**WRITTEN TASK**
Without the pictures, set down every line of the data exactly.

____ INPUT ROWS

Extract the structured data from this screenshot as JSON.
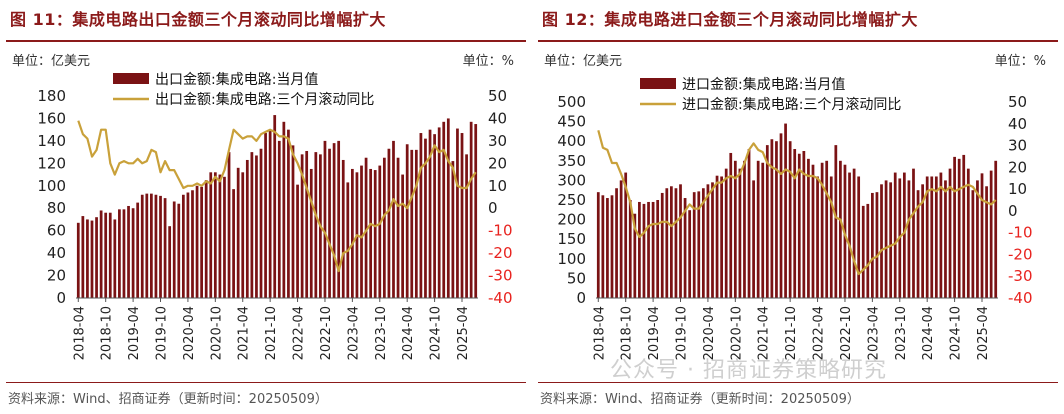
{
  "watermark": "公众号 · 招商证券策略研究",
  "charts": [
    {
      "title": "图 11：集成电路出口金额三个月滚动同比增幅扩大",
      "unit_left": "单位：亿美元",
      "unit_right": "单位：%",
      "source": "资料来源：Wind、招商证券（更新时间：20250509）",
      "legend_bar": "出口金额:集成电路:当月值",
      "legend_line": "出口金额:集成电路:三个月滚动同比",
      "left_ticks": [
        "0",
        "20",
        "40",
        "60",
        "80",
        "100",
        "120",
        "140",
        "160",
        "180"
      ],
      "right_ticks": [
        "-40",
        "-30",
        "-20",
        "-10",
        "0",
        "10",
        "20",
        "30",
        "40",
        "50"
      ],
      "x_ticks": [
        "2018-04",
        "2018-10",
        "2019-04",
        "2019-10",
        "2020-04",
        "2020-10",
        "2021-04",
        "2021-10",
        "2022-04",
        "2022-10",
        "2023-04",
        "2023-10",
        "2024-04",
        "2024-10",
        "2025-04"
      ]
    },
    {
      "title": "图 12：集成电路进口金额三个月滚动同比增幅扩大",
      "unit_left": "单位：亿美元",
      "unit_right": "单位：%",
      "source": "资料来源：Wind、招商证券（更新时间：20250509）",
      "legend_bar": "进口金额:集成电路:当月值",
      "legend_line": "进口金额:集成电路:三个月滚动同比",
      "left_ticks": [
        "0",
        "50",
        "100",
        "150",
        "200",
        "250",
        "300",
        "350",
        "400",
        "450",
        "500"
      ],
      "right_ticks": [
        "-40",
        "-30",
        "-20",
        "-10",
        "0",
        "10",
        "20",
        "30",
        "40",
        "50"
      ],
      "x_ticks": [
        "2018-04",
        "2018-10",
        "2019-04",
        "2019-10",
        "2020-04",
        "2020-10",
        "2021-04",
        "2021-10",
        "2022-04",
        "2022-10",
        "2023-04",
        "2023-10",
        "2024-04",
        "2024-10",
        "2025-04"
      ]
    }
  ],
  "chart_data": [
    {
      "type": "bar",
      "title": "集成电路出口金额三个月滚动同比增幅扩大",
      "x_start": "2018-04",
      "x_end": "2025-04",
      "ylim_left": [
        0,
        180
      ],
      "ylim_right": [
        -40,
        50
      ],
      "colors": {
        "bar": "#7a1214",
        "line": "#c9a13a",
        "right_axis": "#e8231f"
      },
      "legend_position": "top-left",
      "grid": false,
      "series": [
        {
          "name": "出口金额:集成电路:当月值",
          "axis": "left",
          "type": "bar",
          "values": [
            67,
            73,
            70,
            69,
            72,
            78,
            76,
            76,
            70,
            79,
            79,
            82,
            80,
            85,
            92,
            93,
            93,
            92,
            91,
            89,
            64,
            86,
            84,
            92,
            94,
            96,
            100,
            99,
            105,
            112,
            112,
            110,
            108,
            130,
            97,
            116,
            112,
            123,
            130,
            127,
            133,
            147,
            150,
            163,
            140,
            157,
            150,
            136,
            101,
            128,
            131,
            115,
            130,
            128,
            140,
            133,
            138,
            140,
            123,
            103,
            115,
            112,
            118,
            125,
            115,
            114,
            118,
            125,
            133,
            140,
            125,
            110,
            137,
            132,
            132,
            147,
            142,
            150,
            146,
            152,
            157,
            160,
            122,
            151,
            147,
            128,
            157,
            155
          ]
        },
        {
          "name": "出口金额:集成电路:三个月滚动同比",
          "axis": "right",
          "type": "line",
          "values": [
            39,
            33,
            31,
            23,
            26,
            35,
            35,
            20,
            15,
            20,
            21,
            20,
            20,
            22,
            20,
            21,
            26,
            25,
            16,
            21,
            17,
            17,
            13,
            9,
            10,
            10,
            11,
            10,
            12,
            11,
            14,
            12,
            17,
            26,
            35,
            33,
            31,
            32,
            32,
            30,
            33,
            34,
            35,
            34,
            32,
            32,
            31,
            24,
            20,
            15,
            9,
            3,
            -3,
            -8,
            -11,
            -16,
            -21,
            -28,
            -20,
            -19,
            -16,
            -12,
            -13,
            -10,
            -7,
            -8,
            -7,
            -3,
            -1,
            4,
            1,
            2,
            0,
            5,
            10,
            18,
            20,
            23,
            28,
            25,
            26,
            21,
            18,
            10,
            9,
            9,
            13,
            16
          ]
        }
      ]
    },
    {
      "type": "bar",
      "title": "集成电路进口金额三个月滚动同比增幅扩大",
      "x_start": "2018-04",
      "x_end": "2025-04",
      "ylim_left": [
        0,
        500
      ],
      "ylim_right": [
        -40,
        50
      ],
      "colors": {
        "bar": "#7a1214",
        "line": "#c9a13a",
        "right_axis": "#e8231f"
      },
      "legend_position": "top-left",
      "grid": false,
      "series": [
        {
          "name": "进口金额:集成电路:当月值",
          "axis": "left",
          "type": "bar",
          "values": [
            270,
            262,
            255,
            262,
            280,
            300,
            320,
            250,
            215,
            245,
            240,
            245,
            245,
            250,
            268,
            280,
            285,
            280,
            290,
            255,
            224,
            270,
            272,
            280,
            290,
            295,
            312,
            310,
            330,
            370,
            350,
            330,
            350,
            380,
            300,
            350,
            345,
            390,
            405,
            400,
            420,
            445,
            400,
            380,
            368,
            375,
            355,
            340,
            310,
            345,
            350,
            310,
            390,
            350,
            340,
            320,
            330,
            310,
            235,
            240,
            268,
            270,
            290,
            300,
            295,
            320,
            305,
            320,
            300,
            330,
            275,
            290,
            310,
            310,
            310,
            320,
            300,
            330,
            360,
            355,
            365,
            330,
            275,
            300,
            318,
            285,
            325,
            350
          ]
        },
        {
          "name": "进口金额:集成电路:三个月滚动同比",
          "axis": "right",
          "type": "line",
          "values": [
            37,
            29,
            28,
            22,
            22,
            17,
            11,
            4,
            -8,
            -12,
            -10,
            -7,
            -6,
            -6,
            -5,
            -5,
            -7,
            -5,
            -3,
            0,
            3,
            1,
            1,
            4,
            7,
            10,
            13,
            13,
            15,
            16,
            15,
            17,
            22,
            28,
            31,
            28,
            27,
            22,
            20,
            19,
            17,
            19,
            18,
            15,
            19,
            17,
            16,
            16,
            15,
            12,
            8,
            4,
            -3,
            -4,
            -11,
            -16,
            -23,
            -29,
            -27,
            -25,
            -22,
            -21,
            -18,
            -17,
            -16,
            -15,
            -12,
            -10,
            -4,
            -1,
            2,
            4,
            9,
            10,
            9,
            11,
            9,
            11,
            9,
            10,
            11,
            12,
            11,
            8,
            5,
            4,
            3,
            5
          ]
        }
      ]
    }
  ]
}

________

**EXERCISE RESULT**
Extract the structured data from this screenshot as JSON.
{
  "watermark": "公众号 · 招商证券策略研究",
  "charts": [
    {
      "title": "图 11：集成电路出口金额三个月滚动同比增幅扩大",
      "unit_left": "单位：亿美元",
      "unit_right": "单位：%",
      "source": "资料来源：Wind、招商证券（更新时间：20250509）",
      "legend_bar": "出口金额:集成电路:当月值",
      "legend_line": "出口金额:集成电路:三个月滚动同比",
      "left_ticks": [
        "0",
        "20",
        "40",
        "60",
        "80",
        "100",
        "120",
        "140",
        "160",
        "180"
      ],
      "right_ticks": [
        "-40",
        "-30",
        "-20",
        "-10",
        "0",
        "10",
        "20",
        "30",
        "40",
        "50"
      ],
      "x_ticks": [
        "2018-04",
        "2018-10",
        "2019-04",
        "2019-10",
        "2020-04",
        "2020-10",
        "2021-04",
        "2021-10",
        "2022-04",
        "2022-10",
        "2023-04",
        "2023-10",
        "2024-04",
        "2024-10",
        "2025-04"
      ]
    },
    {
      "title": "图 12：集成电路进口金额三个月滚动同比增幅扩大",
      "unit_left": "单位：亿美元",
      "unit_right": "单位：%",
      "source": "资料来源：Wind、招商证券（更新时间：20250509）",
      "legend_bar": "进口金额:集成电路:当月值",
      "legend_line": "进口金额:集成电路:三个月滚动同比",
      "left_ticks": [
        "0",
        "50",
        "100",
        "150",
        "200",
        "250",
        "300",
        "350",
        "400",
        "450",
        "500"
      ],
      "right_ticks": [
        "-40",
        "-30",
        "-20",
        "-10",
        "0",
        "10",
        "20",
        "30",
        "40",
        "50"
      ],
      "x_ticks": [
        "2018-04",
        "2018-10",
        "2019-04",
        "2019-10",
        "2020-04",
        "2020-10",
        "2021-04",
        "2021-10",
        "2022-04",
        "2022-10",
        "2023-04",
        "2023-10",
        "2024-04",
        "2024-10",
        "2025-04"
      ]
    }
  ],
  "chart_data": [
    {
      "type": "bar",
      "title": "集成电路出口金额三个月滚动同比增幅扩大",
      "x_start": "2018-04",
      "x_end": "2025-04",
      "ylim_left": [
        0,
        180
      ],
      "ylim_right": [
        -40,
        50
      ],
      "colors": {
        "bar": "#7a1214",
        "line": "#c9a13a",
        "right_axis": "#e8231f"
      },
      "legend_position": "top-left",
      "grid": false,
      "series": [
        {
          "name": "出口金额:集成电路:当月值",
          "axis": "left",
          "type": "bar",
          "values": [
            67,
            73,
            70,
            69,
            72,
            78,
            76,
            76,
            70,
            79,
            79,
            82,
            80,
            85,
            92,
            93,
            93,
            92,
            91,
            89,
            64,
            86,
            84,
            92,
            94,
            96,
            100,
            99,
            105,
            112,
            112,
            110,
            108,
            130,
            97,
            116,
            112,
            123,
            130,
            127,
            133,
            147,
            150,
            163,
            140,
            157,
            150,
            136,
            101,
            128,
            131,
            115,
            130,
            128,
            140,
            133,
            138,
            140,
            123,
            103,
            115,
            112,
            118,
            125,
            115,
            114,
            118,
            125,
            133,
            140,
            125,
            110,
            137,
            132,
            132,
            147,
            142,
            150,
            146,
            152,
            157,
            160,
            122,
            151,
            147,
            128,
            157,
            155
          ]
        },
        {
          "name": "出口金额:集成电路:三个月滚动同比",
          "axis": "right",
          "type": "line",
          "values": [
            39,
            33,
            31,
            23,
            26,
            35,
            35,
            20,
            15,
            20,
            21,
            20,
            20,
            22,
            20,
            21,
            26,
            25,
            16,
            21,
            17,
            17,
            13,
            9,
            10,
            10,
            11,
            10,
            12,
            11,
            14,
            12,
            17,
            26,
            35,
            33,
            31,
            32,
            32,
            30,
            33,
            34,
            35,
            34,
            32,
            32,
            31,
            24,
            20,
            15,
            9,
            3,
            -3,
            -8,
            -11,
            -16,
            -21,
            -28,
            -20,
            -19,
            -16,
            -12,
            -13,
            -10,
            -7,
            -8,
            -7,
            -3,
            -1,
            4,
            1,
            2,
            0,
            5,
            10,
            18,
            20,
            23,
            28,
            25,
            26,
            21,
            18,
            10,
            9,
            9,
            13,
            16
          ]
        }
      ]
    },
    {
      "type": "bar",
      "title": "集成电路进口金额三个月滚动同比增幅扩大",
      "x_start": "2018-04",
      "x_end": "2025-04",
      "ylim_left": [
        0,
        500
      ],
      "ylim_right": [
        -40,
        50
      ],
      "colors": {
        "bar": "#7a1214",
        "line": "#c9a13a",
        "right_axis": "#e8231f"
      },
      "legend_position": "top-left",
      "grid": false,
      "series": [
        {
          "name": "进口金额:集成电路:当月值",
          "axis": "left",
          "type": "bar",
          "values": [
            270,
            262,
            255,
            262,
            280,
            300,
            320,
            250,
            215,
            245,
            240,
            245,
            245,
            250,
            268,
            280,
            285,
            280,
            290,
            255,
            224,
            270,
            272,
            280,
            290,
            295,
            312,
            310,
            330,
            370,
            350,
            330,
            350,
            380,
            300,
            350,
            345,
            390,
            405,
            400,
            420,
            445,
            400,
            380,
            368,
            375,
            355,
            340,
            310,
            345,
            350,
            310,
            390,
            350,
            340,
            320,
            330,
            310,
            235,
            240,
            268,
            270,
            290,
            300,
            295,
            320,
            305,
            320,
            300,
            330,
            275,
            290,
            310,
            310,
            310,
            320,
            300,
            330,
            360,
            355,
            365,
            330,
            275,
            300,
            318,
            285,
            325,
            350
          ]
        },
        {
          "name": "进口金额:集成电路:三个月滚动同比",
          "axis": "right",
          "type": "line",
          "values": [
            37,
            29,
            28,
            22,
            22,
            17,
            11,
            4,
            -8,
            -12,
            -10,
            -7,
            -6,
            -6,
            -5,
            -5,
            -7,
            -5,
            -3,
            0,
            3,
            1,
            1,
            4,
            7,
            10,
            13,
            13,
            15,
            16,
            15,
            17,
            22,
            28,
            31,
            28,
            27,
            22,
            20,
            19,
            17,
            19,
            18,
            15,
            19,
            17,
            16,
            16,
            15,
            12,
            8,
            4,
            -3,
            -4,
            -11,
            -16,
            -23,
            -29,
            -27,
            -25,
            -22,
            -21,
            -18,
            -17,
            -16,
            -15,
            -12,
            -10,
            -4,
            -1,
            2,
            4,
            9,
            10,
            9,
            11,
            9,
            11,
            9,
            10,
            11,
            12,
            11,
            8,
            5,
            4,
            3,
            5
          ]
        }
      ]
    }
  ]
}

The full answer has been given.